You enter this discourse at your own peril...;)

That's a good question -- one GRRM intends us to ask by framing the whole event via the 'unreliable narrator,' i.e. Sansa.  My speculation is that he might be setting up the conditions for a 'he said-she said' in future, e.g. a trial against Sandor in which Sansa accuses him of rape and produces the bloody cloak.  GRRM cleverly describes the encounter in the stylised terms of a symbolic rape, which might just as well be interpreted as the repression of an actual rape -- as you've mentioned, the pointy end pressed against her, the wetness she feels that was not blood, the sound of some fabric tearing in the dark (a reference to the torn maidenhead), the bloody white cloak signifying the same, the 'song' he extracted from her (Sansa's vocalizations, whatever the reader may construe them to be...screaming, etc.).

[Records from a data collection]
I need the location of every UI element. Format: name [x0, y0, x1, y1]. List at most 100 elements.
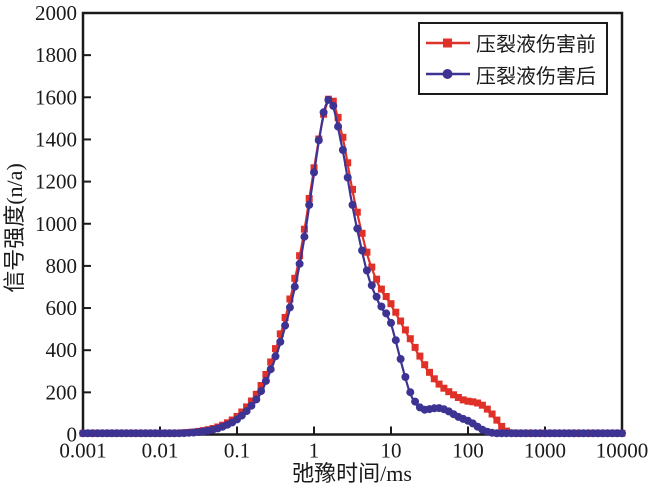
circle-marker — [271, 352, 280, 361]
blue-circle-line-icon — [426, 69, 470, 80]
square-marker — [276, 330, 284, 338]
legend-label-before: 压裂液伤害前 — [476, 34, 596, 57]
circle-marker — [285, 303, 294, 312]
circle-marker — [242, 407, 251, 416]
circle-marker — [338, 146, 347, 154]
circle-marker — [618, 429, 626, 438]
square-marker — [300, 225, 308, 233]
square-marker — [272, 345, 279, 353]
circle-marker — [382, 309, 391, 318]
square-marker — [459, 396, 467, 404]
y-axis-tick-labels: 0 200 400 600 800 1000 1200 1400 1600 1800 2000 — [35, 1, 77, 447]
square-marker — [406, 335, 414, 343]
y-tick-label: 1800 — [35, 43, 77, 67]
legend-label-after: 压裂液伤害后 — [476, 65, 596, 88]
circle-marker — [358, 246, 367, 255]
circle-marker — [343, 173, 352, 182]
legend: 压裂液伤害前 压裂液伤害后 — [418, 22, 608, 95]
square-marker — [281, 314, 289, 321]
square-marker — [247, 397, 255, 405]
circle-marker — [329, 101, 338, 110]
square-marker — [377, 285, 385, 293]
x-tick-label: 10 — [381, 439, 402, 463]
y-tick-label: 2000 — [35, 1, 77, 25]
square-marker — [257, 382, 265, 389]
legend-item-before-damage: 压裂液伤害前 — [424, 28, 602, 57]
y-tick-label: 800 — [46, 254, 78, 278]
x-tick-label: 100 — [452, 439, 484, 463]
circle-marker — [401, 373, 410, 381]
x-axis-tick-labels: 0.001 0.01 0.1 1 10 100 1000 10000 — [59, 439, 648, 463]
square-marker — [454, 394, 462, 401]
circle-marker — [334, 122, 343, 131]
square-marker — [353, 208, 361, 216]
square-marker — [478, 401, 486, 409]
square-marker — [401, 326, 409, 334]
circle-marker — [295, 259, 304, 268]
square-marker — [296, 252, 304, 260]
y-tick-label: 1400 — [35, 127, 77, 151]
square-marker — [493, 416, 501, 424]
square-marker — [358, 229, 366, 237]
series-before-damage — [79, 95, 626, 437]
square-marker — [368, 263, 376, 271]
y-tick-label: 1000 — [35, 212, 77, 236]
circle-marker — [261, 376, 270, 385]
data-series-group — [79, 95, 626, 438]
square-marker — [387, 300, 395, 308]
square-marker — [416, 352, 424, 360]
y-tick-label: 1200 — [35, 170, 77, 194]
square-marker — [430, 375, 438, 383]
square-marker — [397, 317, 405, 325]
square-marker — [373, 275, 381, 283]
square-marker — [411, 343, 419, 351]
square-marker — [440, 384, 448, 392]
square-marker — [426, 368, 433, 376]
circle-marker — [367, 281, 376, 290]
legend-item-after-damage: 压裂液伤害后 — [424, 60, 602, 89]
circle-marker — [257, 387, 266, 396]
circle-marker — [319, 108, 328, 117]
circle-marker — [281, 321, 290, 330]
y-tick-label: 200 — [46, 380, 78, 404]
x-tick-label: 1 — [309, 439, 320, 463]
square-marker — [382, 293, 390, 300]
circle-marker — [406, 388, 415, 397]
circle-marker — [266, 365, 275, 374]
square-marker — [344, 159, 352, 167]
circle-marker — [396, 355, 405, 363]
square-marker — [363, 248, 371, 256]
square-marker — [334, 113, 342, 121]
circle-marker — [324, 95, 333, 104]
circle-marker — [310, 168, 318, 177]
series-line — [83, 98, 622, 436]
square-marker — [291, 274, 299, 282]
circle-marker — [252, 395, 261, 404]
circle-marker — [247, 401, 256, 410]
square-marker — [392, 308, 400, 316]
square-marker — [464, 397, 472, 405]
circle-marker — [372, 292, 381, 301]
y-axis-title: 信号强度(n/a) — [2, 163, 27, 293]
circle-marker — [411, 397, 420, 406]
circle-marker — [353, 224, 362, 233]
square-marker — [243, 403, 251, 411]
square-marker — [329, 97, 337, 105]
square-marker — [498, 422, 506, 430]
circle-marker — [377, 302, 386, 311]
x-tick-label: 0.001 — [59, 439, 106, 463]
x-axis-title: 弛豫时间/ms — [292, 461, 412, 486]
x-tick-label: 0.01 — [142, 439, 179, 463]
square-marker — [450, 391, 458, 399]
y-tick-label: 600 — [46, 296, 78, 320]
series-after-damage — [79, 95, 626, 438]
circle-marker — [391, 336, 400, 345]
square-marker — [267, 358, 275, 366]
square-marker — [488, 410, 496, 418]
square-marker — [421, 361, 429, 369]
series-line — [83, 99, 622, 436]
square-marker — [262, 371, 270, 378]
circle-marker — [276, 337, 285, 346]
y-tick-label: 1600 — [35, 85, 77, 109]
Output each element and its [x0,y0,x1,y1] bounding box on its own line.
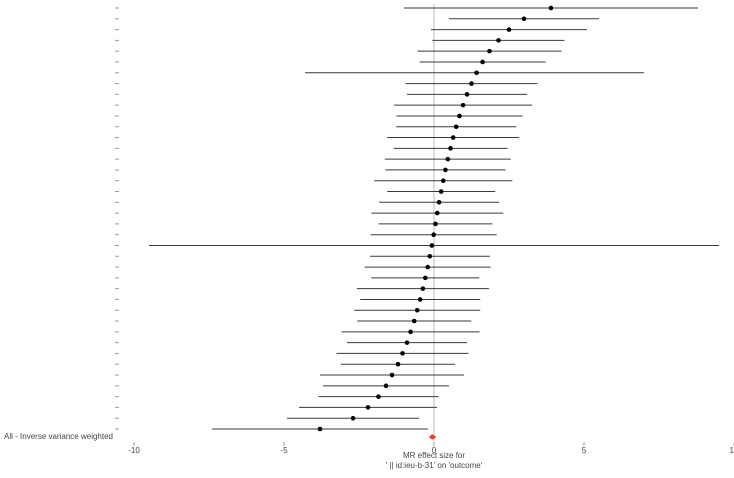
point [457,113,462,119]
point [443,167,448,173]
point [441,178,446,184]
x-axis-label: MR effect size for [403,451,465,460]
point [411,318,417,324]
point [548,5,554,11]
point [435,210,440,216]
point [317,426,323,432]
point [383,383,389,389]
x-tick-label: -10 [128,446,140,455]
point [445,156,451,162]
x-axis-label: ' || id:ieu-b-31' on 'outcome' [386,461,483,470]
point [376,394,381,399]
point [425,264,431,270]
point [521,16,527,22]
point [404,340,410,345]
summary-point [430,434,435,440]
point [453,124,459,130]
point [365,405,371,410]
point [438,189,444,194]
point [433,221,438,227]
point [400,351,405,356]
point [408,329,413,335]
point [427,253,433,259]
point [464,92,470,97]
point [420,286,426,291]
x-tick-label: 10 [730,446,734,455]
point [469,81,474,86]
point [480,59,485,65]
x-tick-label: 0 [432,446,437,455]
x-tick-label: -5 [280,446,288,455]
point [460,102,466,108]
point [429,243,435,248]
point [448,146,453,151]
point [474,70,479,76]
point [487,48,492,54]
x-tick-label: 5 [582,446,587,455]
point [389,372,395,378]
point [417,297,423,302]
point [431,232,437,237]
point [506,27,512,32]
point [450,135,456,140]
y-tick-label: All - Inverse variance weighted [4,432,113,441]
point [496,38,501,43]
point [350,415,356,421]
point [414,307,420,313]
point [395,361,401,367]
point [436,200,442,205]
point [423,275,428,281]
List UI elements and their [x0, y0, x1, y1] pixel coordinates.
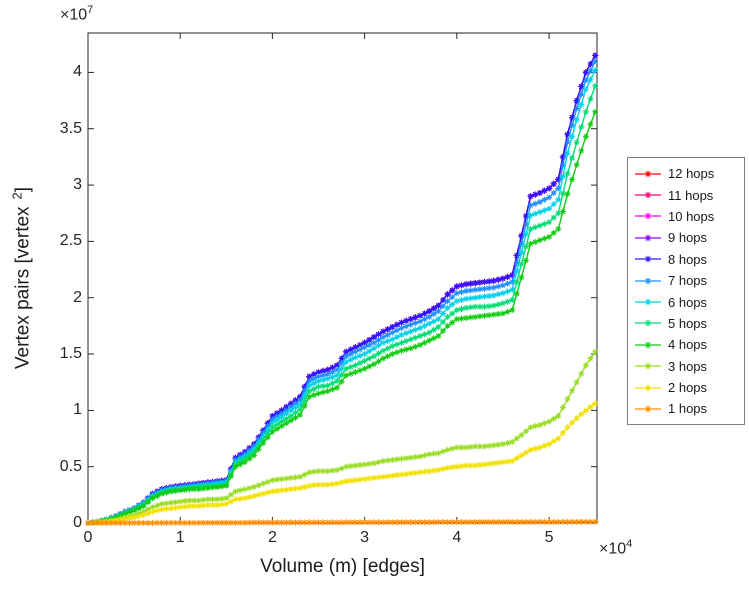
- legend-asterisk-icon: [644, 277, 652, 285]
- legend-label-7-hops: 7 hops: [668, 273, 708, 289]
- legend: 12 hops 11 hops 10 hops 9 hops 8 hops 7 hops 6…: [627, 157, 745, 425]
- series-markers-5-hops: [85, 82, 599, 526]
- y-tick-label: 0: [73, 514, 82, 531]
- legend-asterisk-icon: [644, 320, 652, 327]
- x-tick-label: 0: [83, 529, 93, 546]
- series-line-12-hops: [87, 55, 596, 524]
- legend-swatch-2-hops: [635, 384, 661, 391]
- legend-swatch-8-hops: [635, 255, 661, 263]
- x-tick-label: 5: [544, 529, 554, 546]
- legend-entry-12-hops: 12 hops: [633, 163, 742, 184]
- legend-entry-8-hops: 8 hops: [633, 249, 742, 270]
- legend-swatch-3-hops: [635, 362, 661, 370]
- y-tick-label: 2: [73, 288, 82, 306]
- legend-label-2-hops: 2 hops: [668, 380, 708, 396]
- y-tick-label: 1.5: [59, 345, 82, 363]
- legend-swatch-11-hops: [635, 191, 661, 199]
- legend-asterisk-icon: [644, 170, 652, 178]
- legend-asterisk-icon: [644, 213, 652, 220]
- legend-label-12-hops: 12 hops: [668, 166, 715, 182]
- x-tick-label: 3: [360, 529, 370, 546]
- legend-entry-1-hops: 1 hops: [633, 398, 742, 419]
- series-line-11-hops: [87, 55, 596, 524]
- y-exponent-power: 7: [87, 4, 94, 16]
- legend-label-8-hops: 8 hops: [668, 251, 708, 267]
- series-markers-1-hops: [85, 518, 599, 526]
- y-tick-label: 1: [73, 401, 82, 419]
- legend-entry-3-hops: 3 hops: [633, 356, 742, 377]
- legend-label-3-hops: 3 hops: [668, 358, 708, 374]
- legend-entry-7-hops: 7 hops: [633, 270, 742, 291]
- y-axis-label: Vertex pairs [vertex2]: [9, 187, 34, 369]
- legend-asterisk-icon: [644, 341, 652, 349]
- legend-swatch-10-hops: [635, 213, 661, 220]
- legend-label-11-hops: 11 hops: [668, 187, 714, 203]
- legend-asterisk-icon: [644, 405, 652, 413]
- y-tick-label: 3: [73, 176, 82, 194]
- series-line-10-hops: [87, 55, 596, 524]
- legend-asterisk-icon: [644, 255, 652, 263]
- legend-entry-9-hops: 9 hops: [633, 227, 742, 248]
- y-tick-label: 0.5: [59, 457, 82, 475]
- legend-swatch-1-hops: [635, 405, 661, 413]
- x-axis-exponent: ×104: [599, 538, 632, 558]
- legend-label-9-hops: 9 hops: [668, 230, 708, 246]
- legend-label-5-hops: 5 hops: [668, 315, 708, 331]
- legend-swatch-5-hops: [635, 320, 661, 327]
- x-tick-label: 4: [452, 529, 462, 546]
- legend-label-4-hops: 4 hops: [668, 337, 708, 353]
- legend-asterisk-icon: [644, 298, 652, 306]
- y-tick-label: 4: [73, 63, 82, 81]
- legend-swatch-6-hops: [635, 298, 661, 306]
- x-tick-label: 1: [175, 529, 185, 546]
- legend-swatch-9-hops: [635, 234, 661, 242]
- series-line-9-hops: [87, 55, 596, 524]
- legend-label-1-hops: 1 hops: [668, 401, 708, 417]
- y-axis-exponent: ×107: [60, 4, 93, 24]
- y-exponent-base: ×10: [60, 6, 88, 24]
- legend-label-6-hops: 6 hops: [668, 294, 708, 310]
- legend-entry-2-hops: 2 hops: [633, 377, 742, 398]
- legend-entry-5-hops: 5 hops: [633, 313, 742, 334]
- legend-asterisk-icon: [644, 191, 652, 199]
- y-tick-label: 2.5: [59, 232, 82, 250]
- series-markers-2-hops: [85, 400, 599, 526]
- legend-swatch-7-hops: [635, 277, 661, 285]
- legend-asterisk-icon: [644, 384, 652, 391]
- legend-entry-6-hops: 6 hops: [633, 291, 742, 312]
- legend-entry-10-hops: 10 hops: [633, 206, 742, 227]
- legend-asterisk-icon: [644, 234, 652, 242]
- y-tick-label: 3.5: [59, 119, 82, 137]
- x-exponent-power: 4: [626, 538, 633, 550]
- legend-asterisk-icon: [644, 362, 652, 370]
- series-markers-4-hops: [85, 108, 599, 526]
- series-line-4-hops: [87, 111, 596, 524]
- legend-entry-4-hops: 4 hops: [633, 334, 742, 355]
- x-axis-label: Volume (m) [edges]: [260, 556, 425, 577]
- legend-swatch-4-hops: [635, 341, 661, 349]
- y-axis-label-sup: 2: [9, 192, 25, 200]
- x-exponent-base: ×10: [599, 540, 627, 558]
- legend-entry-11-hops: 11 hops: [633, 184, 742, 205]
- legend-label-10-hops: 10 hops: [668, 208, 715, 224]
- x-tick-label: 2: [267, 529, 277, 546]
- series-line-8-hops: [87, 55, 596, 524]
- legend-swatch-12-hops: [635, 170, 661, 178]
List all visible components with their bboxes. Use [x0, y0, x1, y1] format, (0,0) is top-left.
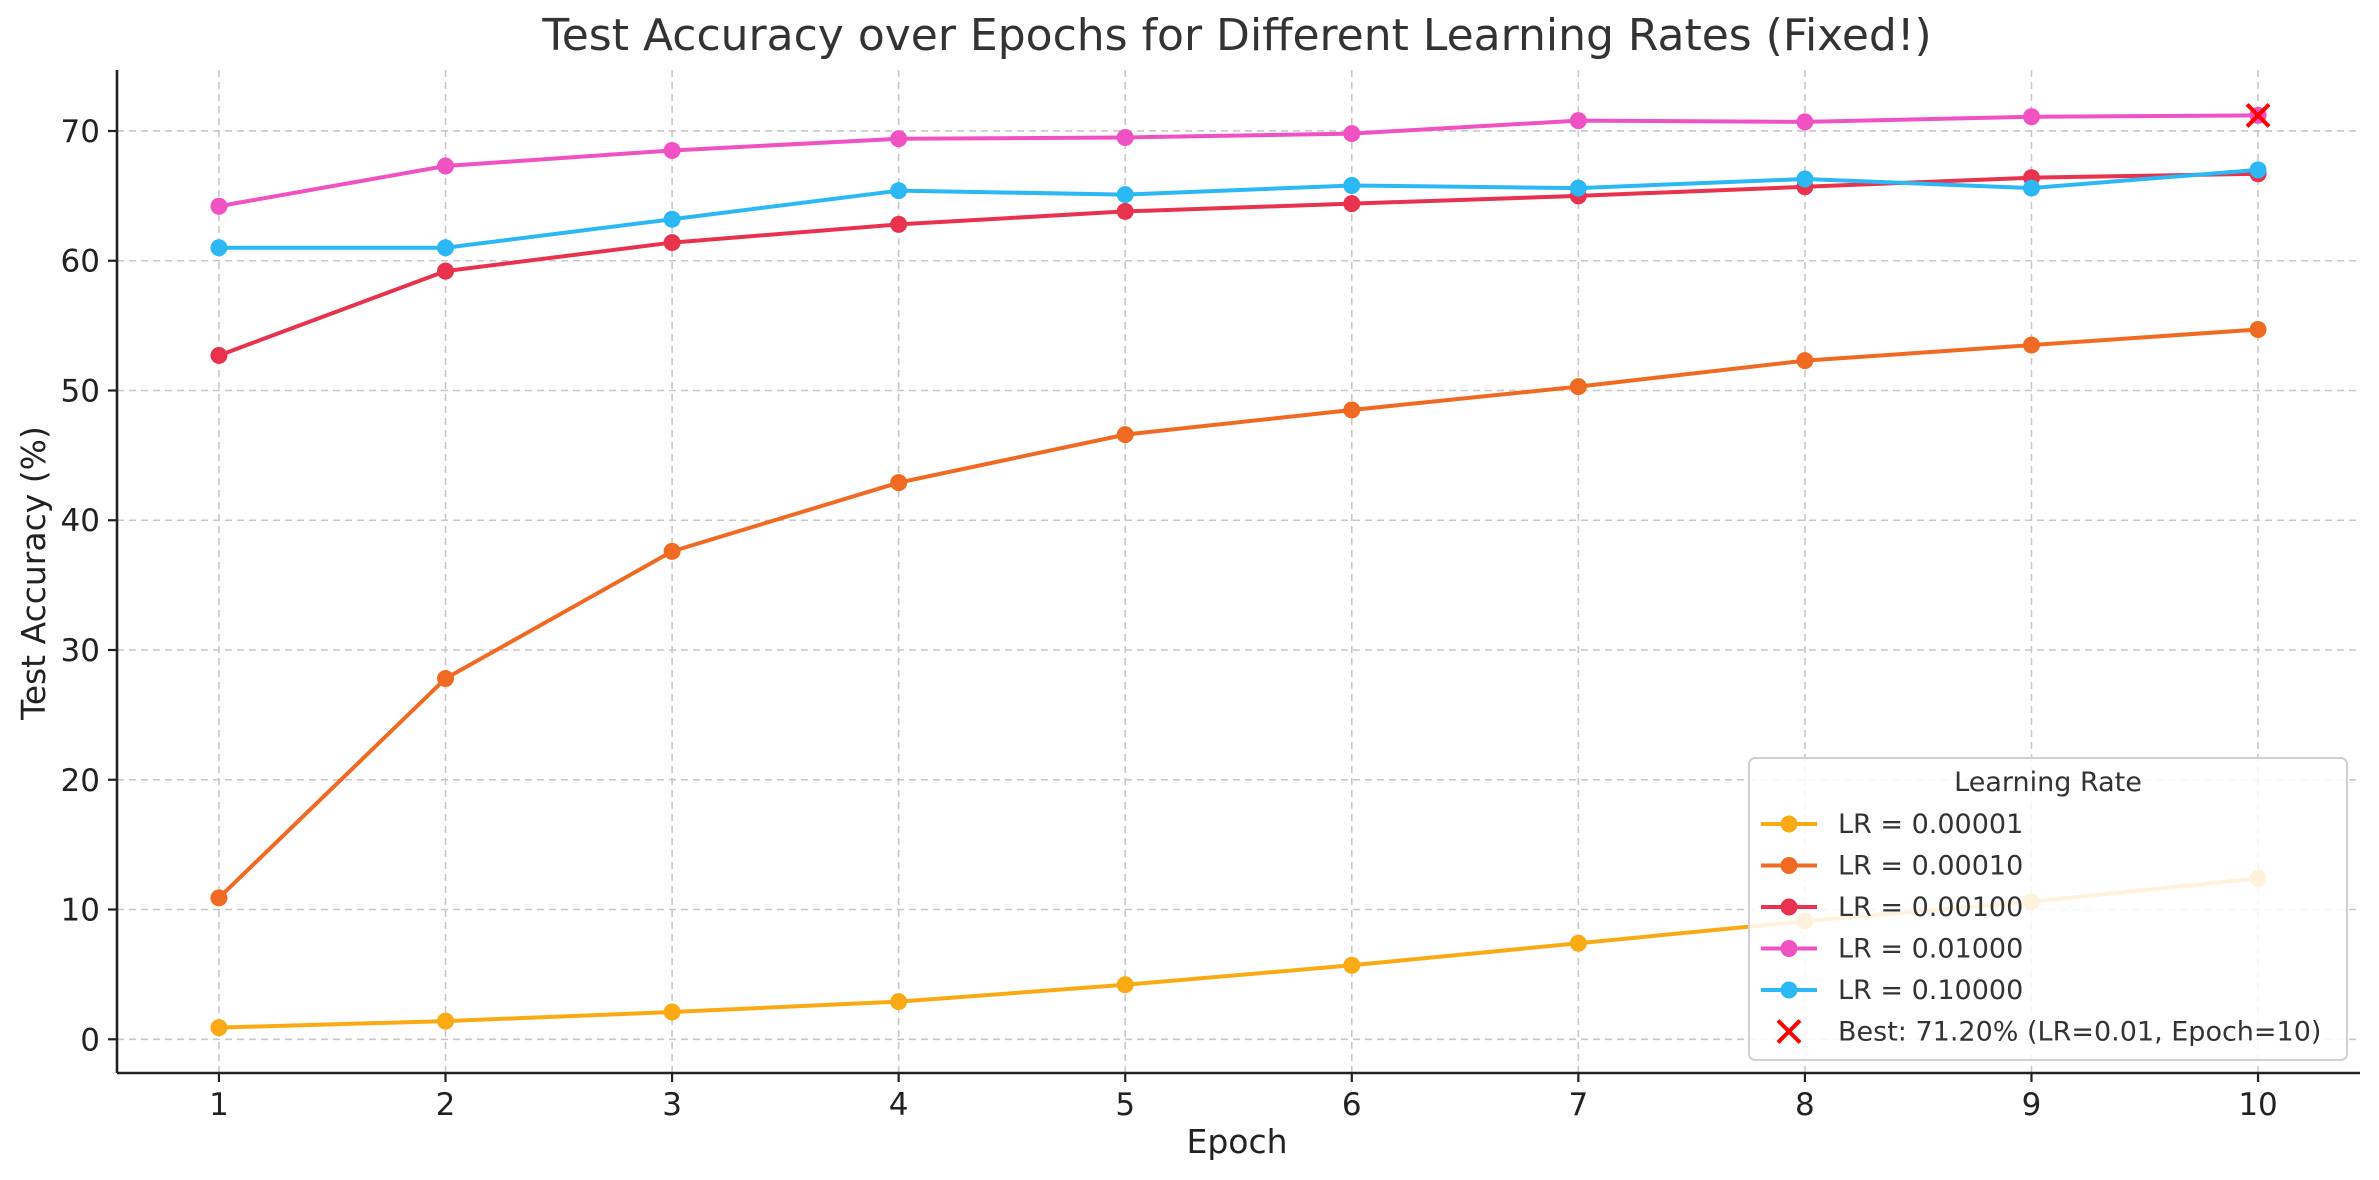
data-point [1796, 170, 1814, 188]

# STATED PROBLEM:
Edit the passage on Sansa and Sandor: reproduce the part from "That's a good" through "to be...screaming, etc.).", swapping "speculation" for "hunch". Work from the text alone.

# ANSWER TO THIS PROBLEM:
That's a good question -- one GRRM intends us to ask by framing the whole event via the 'unreliable narrator,' i.e. Sansa.  My hunch is that he might be setting up the conditions for a 'he said-she said' in future, e.g. a trial against Sandor in which Sansa accuses him of rape and produces the bloody cloak.  GRRM cleverly describes the encounter in the stylised terms of a symbolic rape, which might just as well be interpreted as the repression of an actual rape -- as you've mentioned, the pointy end pressed against her, the wetness she feels that was not blood, the sound of some fabric tearing in the dark (a reference to the torn maidenhead), the bloody white cloak signifying the same, the 'song' he extracted from her (Sansa's vocalizations, whatever the reader may construe them to be...screaming, etc.).